## Vorliegender Text:
--------

Landkreis Unterallgäu geht neue Wege in der Hospizarbeit
An den Kreiskliniken startet ein deutschlandweit einmaliges Projekt für Schwerstkranke – Auch Sterbende sollen besser begleitet werden
UNTERALLGÄU - Auch wenn die Hospiz- und Palliativversorgung keine Pflichtaufgabe des Landkreises ist, hat sich der Kreisausschuss in seiner jüngsten Sitzung geschlossen dafür ausgesprochen, diese massiv zu fördern. Insgesamt will er dafür im kommenden Jahr 102 500 Euro zur Verfügung stellen. Rund die Hälfte davon, nämlich bis zu 50 000 Euro, fließt in ein deutschlandweit einmaliges Projekt.
Wie der Vorstand der Kreiskliniken, Franz Huber, und Chefarzt Manfred Nuscheler, ehrenamtlicher Geschäftsführer der Pallium gGmbH und Vorstandsmitglied beim SanktElisabeth-Hospizverein Memmingen-Unterallgäu in der Sitzung erläuterten, soll an den Kreiskliniken ein so genannter palliativer Konsiliardienst eingerichtet werden.
Geplant ist demnach, dass die Mitarbeiter der „Pallium gGmbH – Palliative Care Team MemmingenUnterallgäu“als externer Dienstleister jährlich bis zu 200 schwerstkranke Patienten in den Kreiskliniken mitbetreuen. Der Konsiliardienst wird dabei von der jeweiligen Station angefordert und bietet den Ärzten und Krankenschwestern sein Fachwissen über Palliativmedizin, Schmerztherapie und auch psychosoziale Begleitung an. Der Konsiliardienst – bestehend aus Palliativmedizinern, spezialisierten Pflegekräften und beispielsweise auch einer Seelsorgerin, ist dabei vor allem beratend tätig. Die Kreiskliniken, die anders als das Klinikum in Memmingen über keine eigene Palliativstation verfügen, folgen damit dem inzwischen gesetzlich vorgeschriebenen Ziel, die Palliativversorgung in Krankenhäusern zu verbessern.

--------

## Ausgewählte Datensätze:
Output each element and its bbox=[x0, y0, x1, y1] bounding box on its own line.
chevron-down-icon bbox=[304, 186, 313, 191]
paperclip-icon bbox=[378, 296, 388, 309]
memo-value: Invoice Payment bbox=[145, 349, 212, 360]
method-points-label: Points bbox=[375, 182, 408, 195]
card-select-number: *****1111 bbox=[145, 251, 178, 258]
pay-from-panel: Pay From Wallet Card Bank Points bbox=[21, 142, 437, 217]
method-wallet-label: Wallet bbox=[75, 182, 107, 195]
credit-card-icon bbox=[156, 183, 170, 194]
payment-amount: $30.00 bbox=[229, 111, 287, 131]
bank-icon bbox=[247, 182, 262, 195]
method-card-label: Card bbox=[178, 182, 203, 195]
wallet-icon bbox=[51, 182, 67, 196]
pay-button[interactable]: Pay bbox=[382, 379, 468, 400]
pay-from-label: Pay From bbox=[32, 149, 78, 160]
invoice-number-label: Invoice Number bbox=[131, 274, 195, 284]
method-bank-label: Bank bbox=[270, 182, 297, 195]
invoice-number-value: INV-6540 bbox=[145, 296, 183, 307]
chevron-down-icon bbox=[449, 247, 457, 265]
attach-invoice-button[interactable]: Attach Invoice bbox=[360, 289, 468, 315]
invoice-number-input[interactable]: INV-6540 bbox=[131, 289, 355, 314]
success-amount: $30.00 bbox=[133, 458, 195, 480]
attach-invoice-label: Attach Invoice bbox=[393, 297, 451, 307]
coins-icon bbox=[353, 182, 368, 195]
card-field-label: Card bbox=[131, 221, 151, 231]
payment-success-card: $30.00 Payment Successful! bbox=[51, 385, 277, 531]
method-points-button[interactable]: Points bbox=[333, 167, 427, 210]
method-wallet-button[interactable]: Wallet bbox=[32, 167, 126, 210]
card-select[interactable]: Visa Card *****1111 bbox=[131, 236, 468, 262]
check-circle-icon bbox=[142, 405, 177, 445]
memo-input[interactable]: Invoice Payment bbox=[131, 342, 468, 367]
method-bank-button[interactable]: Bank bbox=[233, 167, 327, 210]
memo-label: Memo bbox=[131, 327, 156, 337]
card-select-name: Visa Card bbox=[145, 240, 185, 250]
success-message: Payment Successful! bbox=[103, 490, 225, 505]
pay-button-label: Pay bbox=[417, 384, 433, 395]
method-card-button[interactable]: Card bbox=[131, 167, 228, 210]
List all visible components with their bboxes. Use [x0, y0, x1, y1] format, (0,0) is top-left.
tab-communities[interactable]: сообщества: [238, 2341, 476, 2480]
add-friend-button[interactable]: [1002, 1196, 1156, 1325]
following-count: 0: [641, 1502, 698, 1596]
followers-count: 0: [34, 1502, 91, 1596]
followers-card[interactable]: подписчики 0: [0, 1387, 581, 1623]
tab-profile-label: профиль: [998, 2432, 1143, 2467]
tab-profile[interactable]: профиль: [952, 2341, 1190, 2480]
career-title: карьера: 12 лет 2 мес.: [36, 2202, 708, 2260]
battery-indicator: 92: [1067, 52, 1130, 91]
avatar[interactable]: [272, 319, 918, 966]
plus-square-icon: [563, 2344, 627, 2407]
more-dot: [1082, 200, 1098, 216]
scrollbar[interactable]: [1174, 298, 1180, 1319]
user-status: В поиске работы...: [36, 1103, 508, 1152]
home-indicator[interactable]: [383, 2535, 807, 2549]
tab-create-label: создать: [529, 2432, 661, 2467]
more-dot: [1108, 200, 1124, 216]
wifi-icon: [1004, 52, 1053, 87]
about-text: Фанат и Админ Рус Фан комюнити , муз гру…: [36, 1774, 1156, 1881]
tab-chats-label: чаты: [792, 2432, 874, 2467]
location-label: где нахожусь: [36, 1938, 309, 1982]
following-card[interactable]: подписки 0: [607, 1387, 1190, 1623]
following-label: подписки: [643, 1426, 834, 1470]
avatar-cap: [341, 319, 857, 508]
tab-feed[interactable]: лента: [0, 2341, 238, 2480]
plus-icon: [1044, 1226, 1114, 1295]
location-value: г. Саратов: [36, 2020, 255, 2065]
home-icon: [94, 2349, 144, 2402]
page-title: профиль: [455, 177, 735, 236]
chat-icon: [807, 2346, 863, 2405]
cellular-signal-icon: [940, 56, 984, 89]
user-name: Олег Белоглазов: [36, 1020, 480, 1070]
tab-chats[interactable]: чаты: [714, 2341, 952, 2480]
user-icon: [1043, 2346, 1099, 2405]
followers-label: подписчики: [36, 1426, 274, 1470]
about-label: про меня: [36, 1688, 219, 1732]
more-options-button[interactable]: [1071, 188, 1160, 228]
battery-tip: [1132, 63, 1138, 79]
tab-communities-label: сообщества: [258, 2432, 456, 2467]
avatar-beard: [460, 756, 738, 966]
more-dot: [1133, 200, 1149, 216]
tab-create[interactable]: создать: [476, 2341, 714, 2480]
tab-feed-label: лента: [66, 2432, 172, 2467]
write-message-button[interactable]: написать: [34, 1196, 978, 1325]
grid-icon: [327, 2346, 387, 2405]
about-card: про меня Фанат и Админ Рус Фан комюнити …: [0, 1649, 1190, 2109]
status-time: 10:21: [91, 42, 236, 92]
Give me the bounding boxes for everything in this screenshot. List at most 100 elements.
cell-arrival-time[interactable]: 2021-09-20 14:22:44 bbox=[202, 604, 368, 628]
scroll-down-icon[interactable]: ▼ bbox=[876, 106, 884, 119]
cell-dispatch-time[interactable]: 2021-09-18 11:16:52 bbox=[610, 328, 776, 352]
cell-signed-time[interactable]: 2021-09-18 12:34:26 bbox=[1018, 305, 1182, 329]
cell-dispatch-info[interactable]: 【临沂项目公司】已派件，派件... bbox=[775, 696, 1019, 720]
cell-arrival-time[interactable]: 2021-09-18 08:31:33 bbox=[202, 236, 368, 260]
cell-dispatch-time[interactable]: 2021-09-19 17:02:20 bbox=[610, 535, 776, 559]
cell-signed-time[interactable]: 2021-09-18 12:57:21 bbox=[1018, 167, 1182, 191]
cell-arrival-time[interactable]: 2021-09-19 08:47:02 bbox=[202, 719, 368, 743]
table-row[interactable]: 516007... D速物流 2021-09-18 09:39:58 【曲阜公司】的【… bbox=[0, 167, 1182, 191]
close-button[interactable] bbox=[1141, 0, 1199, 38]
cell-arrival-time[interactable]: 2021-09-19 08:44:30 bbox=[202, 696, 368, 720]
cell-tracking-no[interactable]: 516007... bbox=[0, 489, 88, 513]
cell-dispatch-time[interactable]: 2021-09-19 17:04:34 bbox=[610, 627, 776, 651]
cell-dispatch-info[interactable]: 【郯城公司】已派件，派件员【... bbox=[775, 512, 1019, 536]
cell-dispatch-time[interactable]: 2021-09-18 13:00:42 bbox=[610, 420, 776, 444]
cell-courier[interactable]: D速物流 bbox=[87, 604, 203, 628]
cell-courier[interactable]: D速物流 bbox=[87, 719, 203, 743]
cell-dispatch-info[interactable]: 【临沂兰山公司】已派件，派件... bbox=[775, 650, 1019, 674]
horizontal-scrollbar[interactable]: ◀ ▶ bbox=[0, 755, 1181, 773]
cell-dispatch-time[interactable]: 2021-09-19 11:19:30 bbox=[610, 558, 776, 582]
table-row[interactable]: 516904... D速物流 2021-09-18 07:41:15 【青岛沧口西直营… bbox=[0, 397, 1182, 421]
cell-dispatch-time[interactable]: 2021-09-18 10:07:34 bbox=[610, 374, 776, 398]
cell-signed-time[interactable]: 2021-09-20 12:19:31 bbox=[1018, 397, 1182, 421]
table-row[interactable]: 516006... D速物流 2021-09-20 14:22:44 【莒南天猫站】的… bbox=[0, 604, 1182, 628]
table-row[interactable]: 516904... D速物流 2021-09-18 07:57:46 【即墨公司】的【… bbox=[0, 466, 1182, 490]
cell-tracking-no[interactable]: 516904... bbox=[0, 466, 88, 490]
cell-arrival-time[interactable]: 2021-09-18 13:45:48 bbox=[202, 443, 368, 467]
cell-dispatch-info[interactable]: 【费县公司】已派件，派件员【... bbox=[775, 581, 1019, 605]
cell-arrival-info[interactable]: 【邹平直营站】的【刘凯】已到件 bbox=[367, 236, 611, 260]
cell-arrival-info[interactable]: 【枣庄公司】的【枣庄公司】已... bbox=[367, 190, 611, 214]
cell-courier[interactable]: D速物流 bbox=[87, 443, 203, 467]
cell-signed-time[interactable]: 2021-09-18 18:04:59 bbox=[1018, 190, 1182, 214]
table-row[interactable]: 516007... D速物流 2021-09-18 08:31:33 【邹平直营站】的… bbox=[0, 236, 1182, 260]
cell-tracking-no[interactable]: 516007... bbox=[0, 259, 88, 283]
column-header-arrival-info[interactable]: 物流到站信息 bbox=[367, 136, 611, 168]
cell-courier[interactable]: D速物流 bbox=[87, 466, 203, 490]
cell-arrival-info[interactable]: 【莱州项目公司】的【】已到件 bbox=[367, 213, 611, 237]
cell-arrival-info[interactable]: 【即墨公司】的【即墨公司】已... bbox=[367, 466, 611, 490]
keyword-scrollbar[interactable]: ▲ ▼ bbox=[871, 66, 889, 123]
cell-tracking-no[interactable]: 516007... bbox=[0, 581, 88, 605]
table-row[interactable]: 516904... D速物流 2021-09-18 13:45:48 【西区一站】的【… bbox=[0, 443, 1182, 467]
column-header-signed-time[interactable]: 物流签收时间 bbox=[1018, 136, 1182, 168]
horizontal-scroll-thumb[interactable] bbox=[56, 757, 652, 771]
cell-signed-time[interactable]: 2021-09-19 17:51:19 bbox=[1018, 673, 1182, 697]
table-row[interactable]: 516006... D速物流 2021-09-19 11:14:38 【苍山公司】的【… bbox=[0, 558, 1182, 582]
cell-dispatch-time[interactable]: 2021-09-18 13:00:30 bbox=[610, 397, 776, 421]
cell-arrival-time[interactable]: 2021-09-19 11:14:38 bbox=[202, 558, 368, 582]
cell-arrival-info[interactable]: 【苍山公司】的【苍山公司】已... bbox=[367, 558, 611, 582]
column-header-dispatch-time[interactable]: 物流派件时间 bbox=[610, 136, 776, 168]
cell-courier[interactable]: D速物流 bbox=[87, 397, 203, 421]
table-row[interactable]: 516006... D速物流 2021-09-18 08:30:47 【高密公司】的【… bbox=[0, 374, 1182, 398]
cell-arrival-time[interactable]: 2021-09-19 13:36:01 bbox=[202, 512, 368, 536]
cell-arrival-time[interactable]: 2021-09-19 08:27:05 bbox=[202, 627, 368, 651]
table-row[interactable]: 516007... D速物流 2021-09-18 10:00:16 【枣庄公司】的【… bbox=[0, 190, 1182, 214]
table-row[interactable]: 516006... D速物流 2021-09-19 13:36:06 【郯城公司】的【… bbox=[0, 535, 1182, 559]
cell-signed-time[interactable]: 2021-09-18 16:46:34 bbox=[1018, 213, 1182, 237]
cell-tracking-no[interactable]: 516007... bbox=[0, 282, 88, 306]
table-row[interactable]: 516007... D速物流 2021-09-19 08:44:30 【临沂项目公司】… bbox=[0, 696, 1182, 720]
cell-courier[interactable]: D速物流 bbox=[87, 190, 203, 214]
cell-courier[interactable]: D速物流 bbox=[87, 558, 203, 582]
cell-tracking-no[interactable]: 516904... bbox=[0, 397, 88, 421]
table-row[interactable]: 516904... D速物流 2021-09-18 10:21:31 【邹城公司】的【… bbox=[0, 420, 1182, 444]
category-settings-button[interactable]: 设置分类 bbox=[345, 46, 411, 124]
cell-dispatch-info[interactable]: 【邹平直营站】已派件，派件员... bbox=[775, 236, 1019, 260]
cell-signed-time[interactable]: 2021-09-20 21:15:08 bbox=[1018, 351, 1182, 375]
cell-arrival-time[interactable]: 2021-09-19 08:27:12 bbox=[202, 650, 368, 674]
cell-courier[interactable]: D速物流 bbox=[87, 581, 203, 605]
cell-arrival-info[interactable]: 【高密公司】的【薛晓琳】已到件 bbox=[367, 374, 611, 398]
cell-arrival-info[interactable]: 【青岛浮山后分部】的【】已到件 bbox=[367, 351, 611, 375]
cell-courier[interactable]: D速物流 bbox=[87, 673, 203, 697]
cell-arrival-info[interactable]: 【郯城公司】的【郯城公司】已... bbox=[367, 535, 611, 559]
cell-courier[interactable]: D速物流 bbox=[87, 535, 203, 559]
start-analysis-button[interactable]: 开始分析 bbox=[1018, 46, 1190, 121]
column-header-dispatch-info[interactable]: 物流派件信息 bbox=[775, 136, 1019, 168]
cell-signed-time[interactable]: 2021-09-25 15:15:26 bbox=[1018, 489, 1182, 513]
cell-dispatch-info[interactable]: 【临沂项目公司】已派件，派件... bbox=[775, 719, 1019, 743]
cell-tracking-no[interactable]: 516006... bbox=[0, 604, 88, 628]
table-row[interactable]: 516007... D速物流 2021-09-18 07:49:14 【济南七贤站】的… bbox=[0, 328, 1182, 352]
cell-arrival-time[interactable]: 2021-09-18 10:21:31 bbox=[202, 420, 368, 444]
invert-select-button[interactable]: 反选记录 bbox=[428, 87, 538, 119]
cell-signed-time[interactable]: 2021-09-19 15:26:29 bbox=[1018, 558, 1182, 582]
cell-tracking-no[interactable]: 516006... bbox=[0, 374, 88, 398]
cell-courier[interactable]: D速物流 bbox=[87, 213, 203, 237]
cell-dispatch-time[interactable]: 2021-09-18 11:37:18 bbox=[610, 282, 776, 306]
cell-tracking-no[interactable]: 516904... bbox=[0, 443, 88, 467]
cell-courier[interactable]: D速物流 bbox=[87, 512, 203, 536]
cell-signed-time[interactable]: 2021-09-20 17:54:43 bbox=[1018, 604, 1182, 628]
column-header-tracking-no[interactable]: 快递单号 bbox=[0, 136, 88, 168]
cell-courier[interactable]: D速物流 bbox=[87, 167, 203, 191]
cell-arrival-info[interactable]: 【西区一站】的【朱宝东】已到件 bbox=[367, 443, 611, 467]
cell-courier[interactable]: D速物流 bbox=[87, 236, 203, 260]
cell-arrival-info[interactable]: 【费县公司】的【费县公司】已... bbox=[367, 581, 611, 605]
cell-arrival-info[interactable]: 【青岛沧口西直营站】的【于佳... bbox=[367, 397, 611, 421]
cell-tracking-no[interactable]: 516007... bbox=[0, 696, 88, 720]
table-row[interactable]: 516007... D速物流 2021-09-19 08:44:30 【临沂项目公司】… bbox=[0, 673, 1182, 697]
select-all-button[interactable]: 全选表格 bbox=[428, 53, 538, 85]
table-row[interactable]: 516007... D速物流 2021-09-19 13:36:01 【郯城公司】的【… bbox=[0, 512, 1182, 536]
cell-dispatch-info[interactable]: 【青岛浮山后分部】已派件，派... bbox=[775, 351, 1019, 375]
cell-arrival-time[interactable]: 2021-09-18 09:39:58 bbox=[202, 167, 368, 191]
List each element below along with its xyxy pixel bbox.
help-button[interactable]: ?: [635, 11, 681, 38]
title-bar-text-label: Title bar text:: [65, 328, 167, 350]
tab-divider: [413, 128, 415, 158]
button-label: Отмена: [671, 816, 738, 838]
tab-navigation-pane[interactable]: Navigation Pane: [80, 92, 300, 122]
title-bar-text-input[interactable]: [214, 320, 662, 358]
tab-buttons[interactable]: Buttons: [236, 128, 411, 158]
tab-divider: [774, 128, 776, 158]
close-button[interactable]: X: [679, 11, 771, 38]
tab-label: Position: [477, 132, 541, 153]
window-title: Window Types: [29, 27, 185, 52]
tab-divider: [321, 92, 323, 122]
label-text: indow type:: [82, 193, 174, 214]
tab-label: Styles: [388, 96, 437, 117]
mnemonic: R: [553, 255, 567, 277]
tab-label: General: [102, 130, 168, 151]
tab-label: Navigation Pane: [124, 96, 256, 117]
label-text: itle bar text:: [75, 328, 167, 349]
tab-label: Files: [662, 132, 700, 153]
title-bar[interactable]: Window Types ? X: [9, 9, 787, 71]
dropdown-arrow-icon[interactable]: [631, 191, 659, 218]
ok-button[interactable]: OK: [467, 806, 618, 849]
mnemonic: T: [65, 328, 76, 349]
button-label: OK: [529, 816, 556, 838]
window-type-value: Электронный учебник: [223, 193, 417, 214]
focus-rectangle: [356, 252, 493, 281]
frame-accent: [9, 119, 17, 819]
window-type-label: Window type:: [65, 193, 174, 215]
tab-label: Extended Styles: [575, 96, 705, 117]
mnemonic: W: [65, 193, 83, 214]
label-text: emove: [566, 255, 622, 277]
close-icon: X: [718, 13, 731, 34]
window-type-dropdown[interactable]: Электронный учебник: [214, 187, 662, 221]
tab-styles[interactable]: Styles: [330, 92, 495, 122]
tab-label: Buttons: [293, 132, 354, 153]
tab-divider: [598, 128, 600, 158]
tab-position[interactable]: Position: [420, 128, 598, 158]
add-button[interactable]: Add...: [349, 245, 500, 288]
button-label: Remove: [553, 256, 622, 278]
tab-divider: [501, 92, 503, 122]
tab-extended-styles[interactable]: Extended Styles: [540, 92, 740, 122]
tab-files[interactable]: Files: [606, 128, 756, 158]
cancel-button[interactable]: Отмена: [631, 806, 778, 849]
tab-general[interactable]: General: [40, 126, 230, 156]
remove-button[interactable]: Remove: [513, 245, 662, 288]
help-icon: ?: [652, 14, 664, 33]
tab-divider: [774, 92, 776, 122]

--------

## Verständnis prüfen:
1 – Welchen Gesamtbetrag will der Kreisausschuss laut dem Artikel über die Hospizarbeit im Unterallgäu im kommenden Jahr zur Verfügung stellen?
2 – Prüfe anhand des Artikels über die Hospizarbeit im Unterallgäu, ob die folgenden Aussagen zutreffen: (a) Die Kreiskliniken haben eine eigene Palliativstation. (b) Der Konsiliardienst soll jährlich bis zu 200 schwerstkranke Patienten in den Kreiskliniken mitbetreuen. (c) Die Hospiz- und Palliativversorgung gehört zu den Pflichtaufgaben des Landkreises.
3 – Führe den Artikel über die Hospizarbeit im Unterallgäu im Anschluss an seinen letzten Satz weiter.
Die Datensätze spielen dabei keine Rolle.

## Lösungen:
1 – 102 500 Euro.

2 –
(a) Nein: „die anders als das Klinikum in Memmingen über keine eigene Palliativstation verfügen“
(b) Ja: „jährlich bis zu 200 schwerstkranke Patienten in den Kreiskliniken mitbetreuen“
(c) Nein: „keine Pflichtaufgabe des Landkreises ist“

3 –
Fonds mit 165 000 Euro
Laut Nuscheler sind die Kreiskliniken die ersten Krankenhäuser in Deutschland, denen es gelungen ist, mit den Krankenkassenverbänden einen Vertrag für das neue, stationsübergreifende Angebot auszuhandeln. Er sieht vor, dass die Kreiskliniken die von Pallium erbrachten Leistungen mit der Krankenkasse abrechnen. Diese stellen dazu einen Fonds in Höhe von 165 000 Euro pro Jahr zur Verfügung, der nach derzeitiger Kalkulation aber nicht ausreichen wird. Die Kreisräte haben deshalb zugestimmt, dass der Landkreis das Defizit mit maximal 50 000 Euro pro Jahr abdeckt.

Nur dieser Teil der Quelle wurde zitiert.